#### Requirement
In the data below, find every line that has the string "Maracay", and copy it.

# start of Input for this task

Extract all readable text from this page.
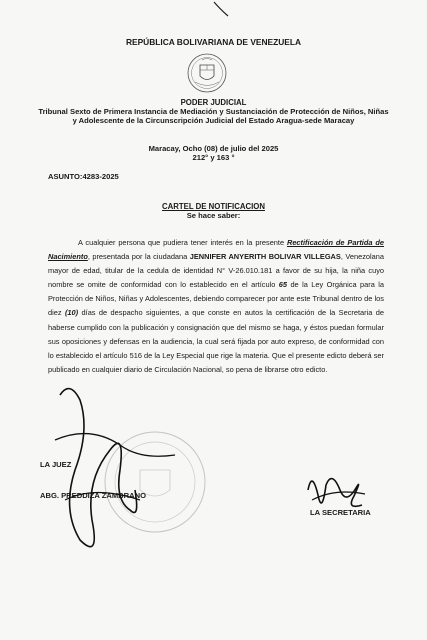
REPÚBLICA BOLIVARIANA DE VENEZUELA
PODER JUDICIAL
Tribunal Sexto de Primera Instancia de Mediación y Sustanciación de Protección de Niños, Niñas y Adolescente de la Circunscripción Judicial del Estado Aragua-sede Maracay
Maracay, Ocho (08) de julio del 2025
212° y 163 °
ASUNTO:4283-2025
CARTEL DE NOTIFICACION
Se hace saber:
A cualquier persona que pudiera tener interés en la presente Rectificación de Partida de Nacimiento, presentada por la ciudadana JENNIFER ANYERITH BOLIVAR VILLEGAS, Venezolana mayor de edad, titular de la cedula de identidad N° V-26.010.181 a favor de su hija, la niña cuyo nombre se omite de conformidad con lo establecido en el artículo 65 de la Ley Orgánica para la Protección de Niños, Niñas y Adolescentes, debiendo comparecer por ante este Tribunal dentro de los diez (10) días de despacho siguientes, a que conste en autos la certificación de la Secretaria de haberse cumplido con la publicación y consignación que del mismo se haga, y éstos puedan formular sus oposiciones y defensas en la audiencia, la cual será fijada por auto expreso, de conformidad con lo establecido el artículo 516 de la Ley Especial que rige la materia. Que el presente edicto deberá ser publicado en cualquier diario de Circulación Nacional, so pena de librarse otro edicto.
LA JUEZ
ABG. PREDDIZA ZAMBRANO
LA SECRETARIA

# end of Input for this task

#### Answer below
Tribunal Sexto de Primera Instancia de Mediación y Sustanciación de Protección de Niños, Niñas y Adolescente de la Circunscripción Judicial del Estado Aragua-sede Maracay
Maracay, Ocho (08) de julio del 2025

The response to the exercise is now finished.